• **What the exercise asks**
Select all lines in the records that include "adults".

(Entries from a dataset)

━━━━━━━━━━━━━━━━━━━━━━━━━━━━━━

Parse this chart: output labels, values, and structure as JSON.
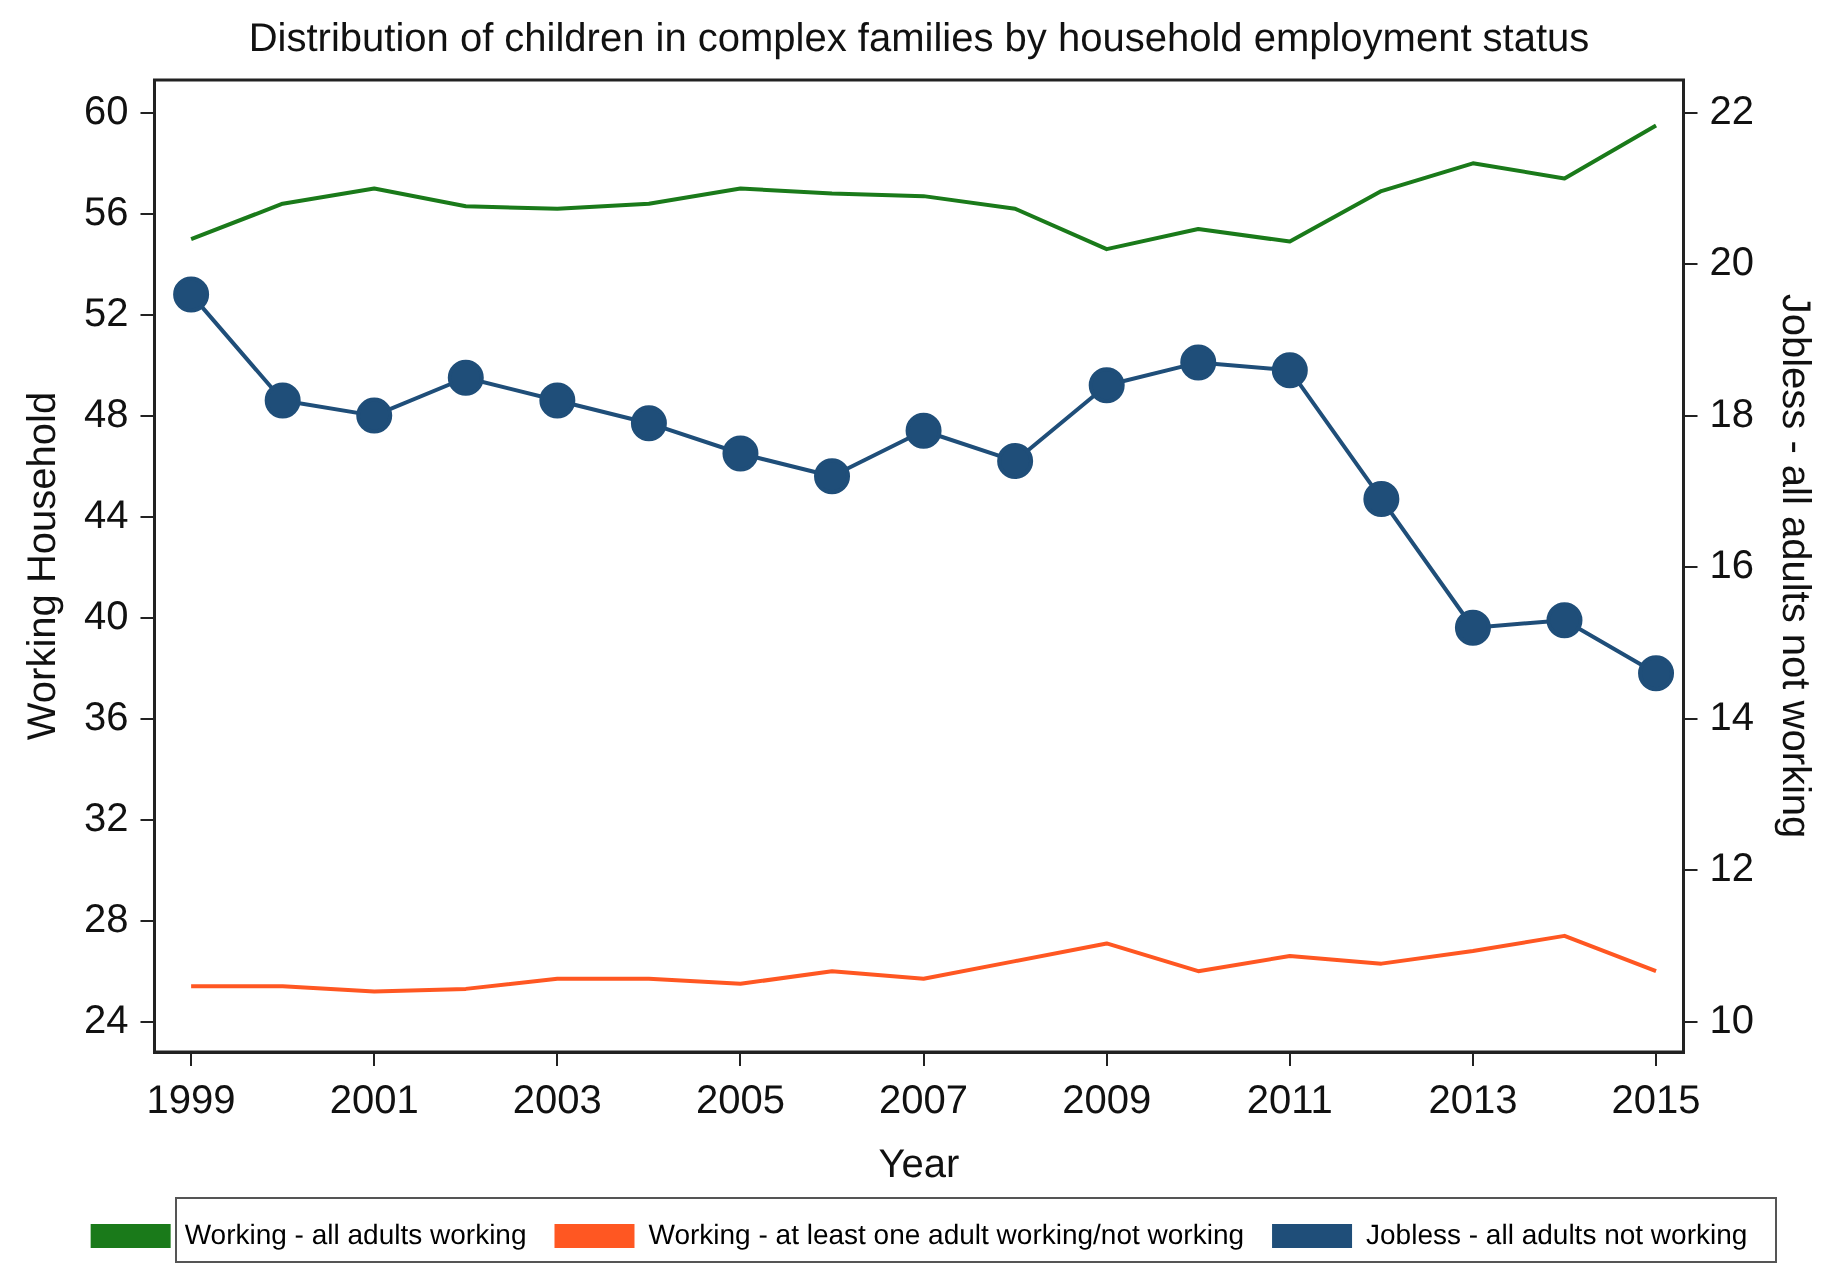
{
  "chart_data": {
    "type": "line",
    "title": "Distribution of children in complex families by household employment status",
    "xlabel": "Year",
    "ylabel": "Working Household",
    "y2label": "Jobless - all adults not working",
    "x": [
      1999,
      2000,
      2001,
      2002,
      2003,
      2004,
      2005,
      2006,
      2007,
      2008,
      2009,
      2010,
      2011,
      2012,
      2013,
      2014,
      2015
    ],
    "xlim": [
      1998.6,
      2015.3
    ],
    "xticks": [
      1999,
      2001,
      2003,
      2005,
      2007,
      2009,
      2011,
      2013,
      2015
    ],
    "ylim": [
      22.8,
      61.3
    ],
    "yticks": [
      24,
      28,
      32,
      36,
      40,
      44,
      48,
      52,
      56,
      60
    ],
    "y2lim": [
      9.6,
      22.43
    ],
    "y2ticks": [
      10,
      12,
      14,
      16,
      18,
      20,
      22
    ],
    "grid": false,
    "legend": "bottom",
    "series": [
      {
        "name": "Working - all adults working",
        "color": "#1a7a1a",
        "marker": "none",
        "values": [
          55.0,
          56.4,
          57.0,
          56.3,
          56.2,
          56.4,
          57.0,
          56.8,
          56.7,
          56.2,
          54.6,
          55.4,
          54.9,
          56.9,
          58.0,
          57.4,
          59.5
        ]
      },
      {
        "name": "Working - at least one adult working/not working",
        "color": "#ff5722",
        "marker": "none",
        "values": [
          25.4,
          25.4,
          25.2,
          25.3,
          25.7,
          25.7,
          25.5,
          26.0,
          25.7,
          26.4,
          27.1,
          26.0,
          26.6,
          26.3,
          26.8,
          27.4,
          26.0
        ]
      },
      {
        "name": "Jobless - all adults not working",
        "color": "#1f4e79",
        "marker": "circle",
        "axis": "y2",
        "values": [
          19.6,
          18.2,
          18.0,
          18.5,
          18.2,
          17.9,
          17.5,
          17.2,
          17.8,
          17.4,
          18.4,
          18.7,
          18.6,
          16.9,
          15.2,
          15.3,
          14.6
        ]
      }
    ]
  }
}
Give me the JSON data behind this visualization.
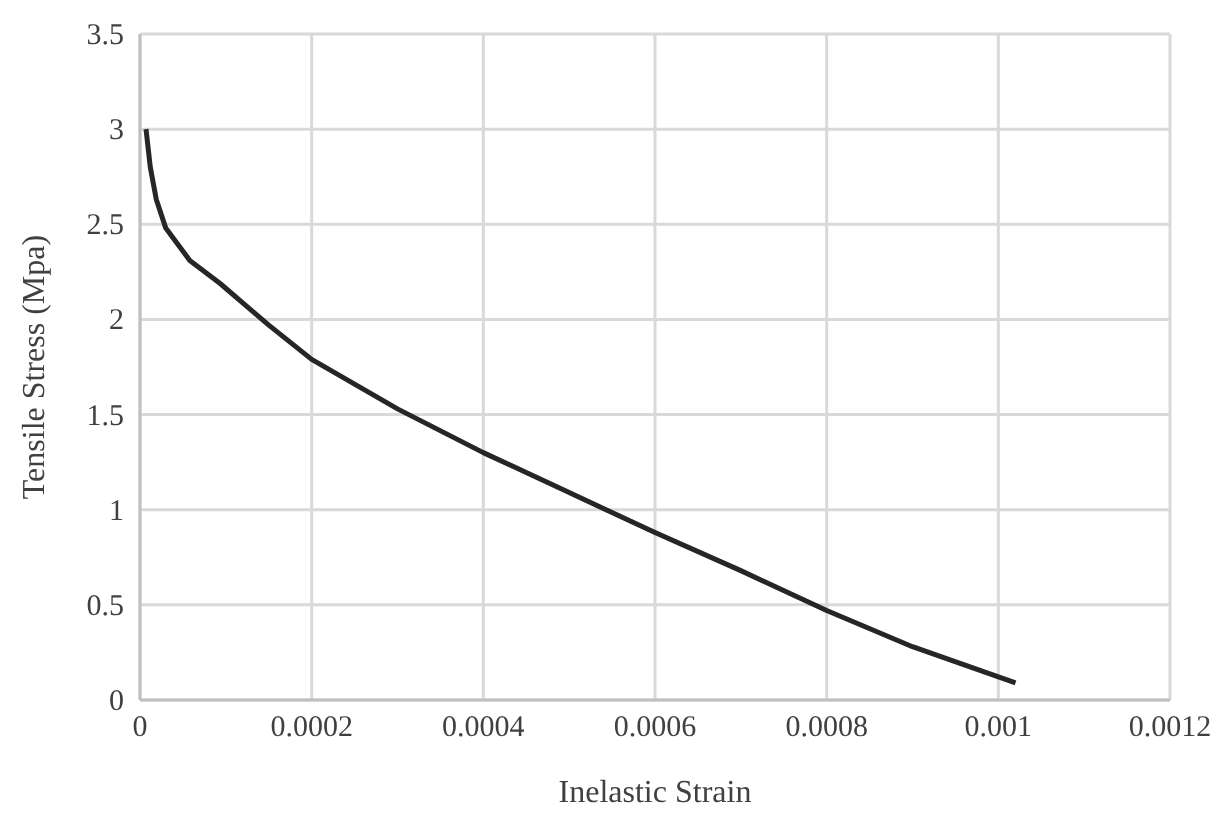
{
  "chart_data": {
    "type": "line",
    "xlabel": "Inelastic Strain",
    "ylabel": "Tensile Stress (Mpa)",
    "x": [
      7e-06,
      1.2e-05,
      1.9e-05,
      3e-05,
      5.8e-05,
      9.3e-05,
      0.00015,
      0.0002,
      0.0003,
      0.0004,
      0.0005,
      0.0006,
      0.0007,
      0.0008,
      0.0009,
      0.00102
    ],
    "series": [
      {
        "color": "#262626",
        "values": [
          3.0,
          2.8,
          2.63,
          2.48,
          2.31,
          2.19,
          1.97,
          1.79,
          1.53,
          1.3,
          1.09,
          0.88,
          0.68,
          0.47,
          0.28,
          0.09
        ]
      }
    ],
    "xlim": [
      0,
      0.0012
    ],
    "xticks": [
      0,
      0.0002,
      0.0004,
      0.0006,
      0.0008,
      0.001,
      0.0012
    ],
    "ylim": [
      0,
      3.5
    ],
    "yticks": [
      0,
      0.5,
      1,
      1.5,
      2,
      2.5,
      3,
      3.5
    ],
    "grid": true,
    "marker": "none",
    "line_style": "solid"
  }
}
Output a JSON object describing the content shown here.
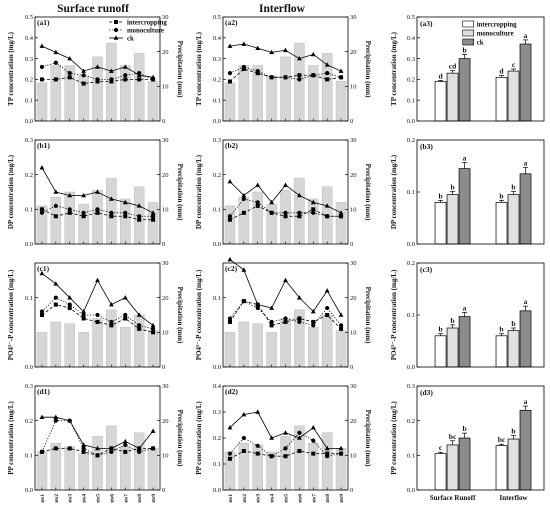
{
  "headers": {
    "col1": "Surface runoff",
    "col2": "Interflow"
  },
  "legend": {
    "intercropping": "intercropping",
    "monoculture": "monoculture",
    "ck": "ck"
  },
  "events": [
    "events1",
    "events2",
    "events3",
    "events4",
    "events5",
    "events6",
    "events7",
    "events8",
    "events9"
  ],
  "chart_data": [
    {
      "type": "line",
      "id": "a1",
      "panel_label": "(a1)",
      "ylabel": "TP concentration (mg/L)",
      "y2label": "Precipitation (mm)",
      "ylim": [
        0,
        0.5
      ],
      "yticks": [
        0,
        0.1,
        0.2,
        0.3,
        0.4,
        0.5
      ],
      "y2lim": [
        0,
        30
      ],
      "y2ticks": [
        0,
        10,
        20,
        30
      ],
      "precipitation": [
        11,
        16,
        16,
        13,
        18.5,
        22.5,
        16,
        19.5,
        11.5
      ],
      "series": [
        {
          "name": "intercropping",
          "style": "square-dash",
          "values": [
            0.2,
            0.2,
            0.21,
            0.18,
            0.19,
            0.19,
            0.2,
            0.2,
            0.2
          ]
        },
        {
          "name": "monoculture",
          "style": "circle-dot",
          "values": [
            0.26,
            0.28,
            0.23,
            0.22,
            0.2,
            0.2,
            0.22,
            0.23,
            0.2
          ]
        },
        {
          "name": "ck",
          "style": "triangle-solid",
          "values": [
            0.36,
            0.33,
            0.3,
            0.24,
            0.26,
            0.24,
            0.26,
            0.22,
            0.21
          ]
        }
      ]
    },
    {
      "type": "line",
      "id": "a2",
      "panel_label": "(a2)",
      "ylabel": "TP concentration (mg/L)",
      "y2label": "Precipitation (mm)",
      "ylim": [
        0,
        0.5
      ],
      "yticks": [
        0,
        0.1,
        0.2,
        0.3,
        0.4,
        0.5
      ],
      "y2lim": [
        0,
        30
      ],
      "y2ticks": [
        0,
        10,
        20,
        30
      ],
      "precipitation": [
        11,
        16,
        16,
        13,
        18.5,
        22.5,
        16,
        19.5,
        11.5
      ],
      "series": [
        {
          "name": "intercropping",
          "style": "square-dash",
          "values": [
            0.19,
            0.25,
            0.23,
            0.21,
            0.21,
            0.22,
            0.22,
            0.2,
            0.21
          ]
        },
        {
          "name": "monoculture",
          "style": "circle-dot",
          "values": [
            0.23,
            0.26,
            0.24,
            0.21,
            0.21,
            0.2,
            0.22,
            0.23,
            0.21
          ]
        },
        {
          "name": "ck",
          "style": "triangle-solid",
          "values": [
            0.36,
            0.37,
            0.35,
            0.33,
            0.34,
            0.3,
            0.32,
            0.27,
            0.24
          ]
        }
      ]
    },
    {
      "type": "bar",
      "id": "a3",
      "panel_label": "(a3)",
      "ylabel": "TP concentration (mg/L)",
      "ylim": [
        0,
        0.5
      ],
      "yticks": [
        0,
        0.1,
        0.2,
        0.3,
        0.4,
        0.5
      ],
      "groups": [
        "Surface Runoff",
        "Interflow"
      ],
      "series": [
        {
          "name": "intercropping",
          "values": [
            0.19,
            0.21
          ],
          "errors": [
            0.005,
            0.008
          ],
          "letters": [
            "d",
            "d"
          ]
        },
        {
          "name": "monoculture",
          "values": [
            0.23,
            0.24
          ],
          "errors": [
            0.012,
            0.01
          ],
          "letters": [
            "cd",
            "c"
          ]
        },
        {
          "name": "ck",
          "values": [
            0.3,
            0.37
          ],
          "errors": [
            0.02,
            0.02
          ],
          "letters": [
            "b",
            "a"
          ]
        }
      ]
    },
    {
      "type": "line",
      "id": "b1",
      "panel_label": "(b1)",
      "ylabel": "DP concentration (mg/L)",
      "y2label": "Precipitation (mm)",
      "ylim": [
        0,
        0.3
      ],
      "yticks": [
        0,
        0.1,
        0.2,
        0.3
      ],
      "y2lim": [
        0,
        30
      ],
      "y2ticks": [
        0,
        10,
        20,
        30
      ],
      "precipitation": [
        11,
        13.5,
        15,
        11.5,
        15.5,
        19,
        13,
        16.5,
        12
      ],
      "series": [
        {
          "name": "intercropping",
          "style": "square-dash",
          "values": [
            0.1,
            0.08,
            0.09,
            0.08,
            0.09,
            0.08,
            0.08,
            0.07,
            0.07
          ]
        },
        {
          "name": "monoculture",
          "style": "circle-dot",
          "values": [
            0.09,
            0.11,
            0.1,
            0.09,
            0.1,
            0.09,
            0.09,
            0.08,
            0.08
          ]
        },
        {
          "name": "ck",
          "style": "triangle-solid",
          "values": [
            0.22,
            0.15,
            0.14,
            0.14,
            0.15,
            0.13,
            0.12,
            0.11,
            0.09
          ]
        }
      ]
    },
    {
      "type": "line",
      "id": "b2",
      "panel_label": "(b2)",
      "ylabel": "DP concentration (mg/L)",
      "y2label": "Precipitation (mm)",
      "ylim": [
        0,
        0.3
      ],
      "yticks": [
        0,
        0.1,
        0.2,
        0.3
      ],
      "y2lim": [
        0,
        30
      ],
      "y2ticks": [
        0,
        10,
        20,
        30
      ],
      "precipitation": [
        11,
        13.5,
        15,
        11.5,
        15.5,
        19,
        13,
        16.5,
        12
      ],
      "series": [
        {
          "name": "intercropping",
          "style": "square-dash",
          "values": [
            0.07,
            0.09,
            0.11,
            0.09,
            0.08,
            0.08,
            0.1,
            0.08,
            0.08
          ]
        },
        {
          "name": "monoculture",
          "style": "circle-dot",
          "values": [
            0.08,
            0.13,
            0.12,
            0.09,
            0.09,
            0.09,
            0.09,
            0.08,
            0.08
          ]
        },
        {
          "name": "ck",
          "style": "triangle-solid",
          "values": [
            0.18,
            0.14,
            0.17,
            0.12,
            0.17,
            0.14,
            0.12,
            0.11,
            0.09
          ]
        }
      ]
    },
    {
      "type": "bar",
      "id": "b3",
      "panel_label": "(b3)",
      "ylabel": "DP concentration (mg/L)",
      "ylim": [
        0,
        0.2
      ],
      "yticks": [
        0,
        0.1,
        0.2
      ],
      "groups": [
        "Surface Runoff",
        "Interflow"
      ],
      "series": [
        {
          "name": "intercropping",
          "values": [
            0.08,
            0.08
          ],
          "errors": [
            0.004,
            0.004
          ],
          "letters": [
            "b",
            "b"
          ]
        },
        {
          "name": "monoculture",
          "values": [
            0.095,
            0.095
          ],
          "errors": [
            0.006,
            0.006
          ],
          "letters": [
            "b",
            "b"
          ]
        },
        {
          "name": "ck",
          "values": [
            0.145,
            0.135
          ],
          "errors": [
            0.012,
            0.012
          ],
          "letters": [
            "a",
            "a"
          ]
        }
      ]
    },
    {
      "type": "line",
      "id": "c1",
      "panel_label": "(c1)",
      "ylabel": "PO4³⁻-P concentration (mg/L)",
      "y2label": "Precipitation (mm)",
      "ylim": [
        0,
        0.15
      ],
      "yticks": [
        0,
        0.1
      ],
      "y2lim": [
        0,
        30
      ],
      "y2ticks": [
        0,
        10,
        20,
        30
      ],
      "precipitation": [
        10,
        13,
        12.5,
        10,
        14,
        16.5,
        11.5,
        15,
        10.5
      ],
      "series": [
        {
          "name": "intercropping",
          "style": "square-dash",
          "values": [
            0.075,
            0.09,
            0.085,
            0.07,
            0.065,
            0.06,
            0.07,
            0.055,
            0.05
          ]
        },
        {
          "name": "monoculture",
          "style": "circle-dot",
          "values": [
            0.08,
            0.1,
            0.09,
            0.075,
            0.075,
            0.065,
            0.075,
            0.06,
            0.055
          ]
        },
        {
          "name": "ck",
          "style": "triangle-solid",
          "values": [
            0.135,
            0.12,
            0.1,
            0.08,
            0.125,
            0.09,
            0.1,
            0.075,
            0.06
          ]
        }
      ]
    },
    {
      "type": "line",
      "id": "c2",
      "panel_label": "(c2)",
      "ylabel": "PO4³⁻-P concentration (mg/L)",
      "y2label": "Precipitation (mm)",
      "ylim": [
        0,
        0.15
      ],
      "yticks": [
        0,
        0.1
      ],
      "y2lim": [
        0,
        30
      ],
      "y2ticks": [
        0,
        10,
        20,
        30
      ],
      "precipitation": [
        10,
        13,
        12.5,
        10,
        14,
        16.5,
        11.5,
        15,
        10.5
      ],
      "series": [
        {
          "name": "intercropping",
          "style": "square-dash",
          "values": [
            0.065,
            0.095,
            0.09,
            0.06,
            0.065,
            0.07,
            0.065,
            0.075,
            0.055
          ]
        },
        {
          "name": "monoculture",
          "style": "circle-dot",
          "values": [
            0.07,
            0.095,
            0.085,
            0.065,
            0.07,
            0.065,
            0.06,
            0.085,
            0.06
          ]
        },
        {
          "name": "ck",
          "style": "triangle-solid",
          "values": [
            0.155,
            0.14,
            0.09,
            0.085,
            0.125,
            0.1,
            0.08,
            0.11,
            0.075
          ]
        }
      ]
    },
    {
      "type": "bar",
      "id": "c3",
      "panel_label": "(c3)",
      "ylabel": "PO4³⁻-P concentration (mg/L)",
      "ylim": [
        0,
        0.2
      ],
      "yticks": [
        0,
        0.1,
        0.2
      ],
      "groups": [
        "Surface Runoff",
        "Interflow"
      ],
      "series": [
        {
          "name": "intercropping",
          "values": [
            0.06,
            0.06
          ],
          "errors": [
            0.004,
            0.004
          ],
          "letters": [
            "b",
            "b"
          ]
        },
        {
          "name": "monoculture",
          "values": [
            0.075,
            0.07
          ],
          "errors": [
            0.006,
            0.005
          ],
          "letters": [
            "b",
            "b"
          ]
        },
        {
          "name": "ck",
          "values": [
            0.097,
            0.108
          ],
          "errors": [
            0.008,
            0.009
          ],
          "letters": [
            "a",
            "a"
          ]
        }
      ]
    },
    {
      "type": "line",
      "id": "d1",
      "panel_label": "(d1)",
      "ylabel": "PP concentration (mg/L)",
      "y2label": "Precipitation (mm)",
      "ylim": [
        0,
        0.3
      ],
      "yticks": [
        0,
        0.1,
        0.2,
        0.3
      ],
      "y2lim": [
        0,
        30
      ],
      "y2ticks": [
        0,
        10,
        20,
        30
      ],
      "precipitation": [
        11,
        13.5,
        12.5,
        10.5,
        15.5,
        18.5,
        12.5,
        16.5,
        12
      ],
      "series": [
        {
          "name": "intercropping",
          "style": "square-dash",
          "values": [
            0.11,
            0.12,
            0.12,
            0.11,
            0.1,
            0.12,
            0.11,
            0.12,
            0.12
          ]
        },
        {
          "name": "monoculture",
          "style": "circle-dot",
          "values": [
            0.11,
            0.2,
            0.2,
            0.12,
            0.1,
            0.11,
            0.13,
            0.11,
            0.12
          ]
        },
        {
          "name": "ck",
          "style": "triangle-solid",
          "values": [
            0.21,
            0.21,
            0.2,
            0.13,
            0.12,
            0.12,
            0.14,
            0.12,
            0.17
          ]
        }
      ]
    },
    {
      "type": "line",
      "id": "d2",
      "panel_label": "(d2)",
      "ylabel": "PP concentration (mg/L)",
      "y2label": "Precipitation (mm)",
      "ylim": [
        0,
        0.4
      ],
      "yticks": [
        0,
        0.1,
        0.2,
        0.3,
        0.4
      ],
      "y2lim": [
        0,
        30
      ],
      "y2ticks": [
        0,
        10,
        20,
        30
      ],
      "precipitation": [
        11,
        13.5,
        13,
        11,
        15.5,
        18.5,
        13.5,
        16.5,
        12
      ],
      "series": [
        {
          "name": "intercropping",
          "style": "square-dash",
          "values": [
            0.12,
            0.15,
            0.14,
            0.13,
            0.13,
            0.15,
            0.14,
            0.14,
            0.14
          ]
        },
        {
          "name": "monoculture",
          "style": "circle-dot",
          "values": [
            0.14,
            0.2,
            0.17,
            0.13,
            0.16,
            0.22,
            0.19,
            0.13,
            0.14
          ]
        },
        {
          "name": "ck",
          "style": "triangle-solid",
          "values": [
            0.24,
            0.29,
            0.3,
            0.2,
            0.22,
            0.2,
            0.24,
            0.16,
            0.16
          ]
        }
      ]
    },
    {
      "type": "bar",
      "id": "d3",
      "panel_label": "(d3)",
      "ylabel": "PP concentration (mg/L)",
      "ylim": [
        0,
        0.3
      ],
      "yticks": [
        0,
        0.1,
        0.2,
        0.3
      ],
      "groups": [
        "Surface Runoff",
        "Interflow"
      ],
      "series": [
        {
          "name": "intercropping",
          "values": [
            0.105,
            0.128
          ],
          "errors": [
            0.004,
            0.004
          ],
          "letters": [
            "c",
            "bc"
          ]
        },
        {
          "name": "monoculture",
          "values": [
            0.13,
            0.147
          ],
          "errors": [
            0.012,
            0.01
          ],
          "letters": [
            "bc",
            "b"
          ]
        },
        {
          "name": "ck",
          "values": [
            0.15,
            0.23
          ],
          "errors": [
            0.014,
            0.012
          ],
          "letters": [
            "b",
            "a"
          ]
        }
      ]
    }
  ]
}
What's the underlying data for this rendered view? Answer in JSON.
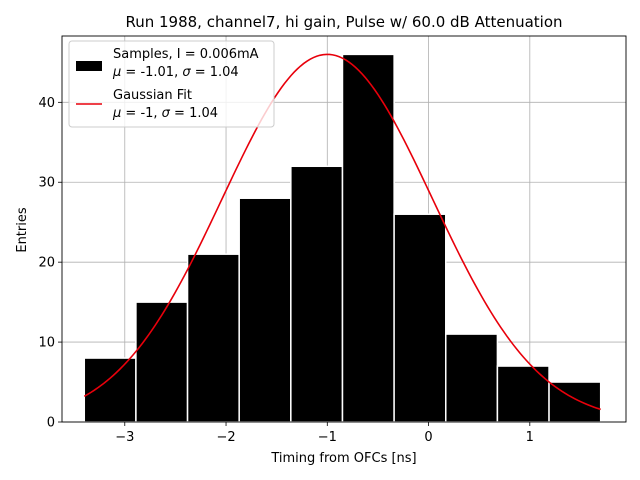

━━━━━━━━━━━━━━━━━━━━━━━━━━━━━━

• **Written response**
    "y2label": "Jobless - all adults not working",
        "name": "Working - all adults working",
        "name": "Jobless - all adults not working",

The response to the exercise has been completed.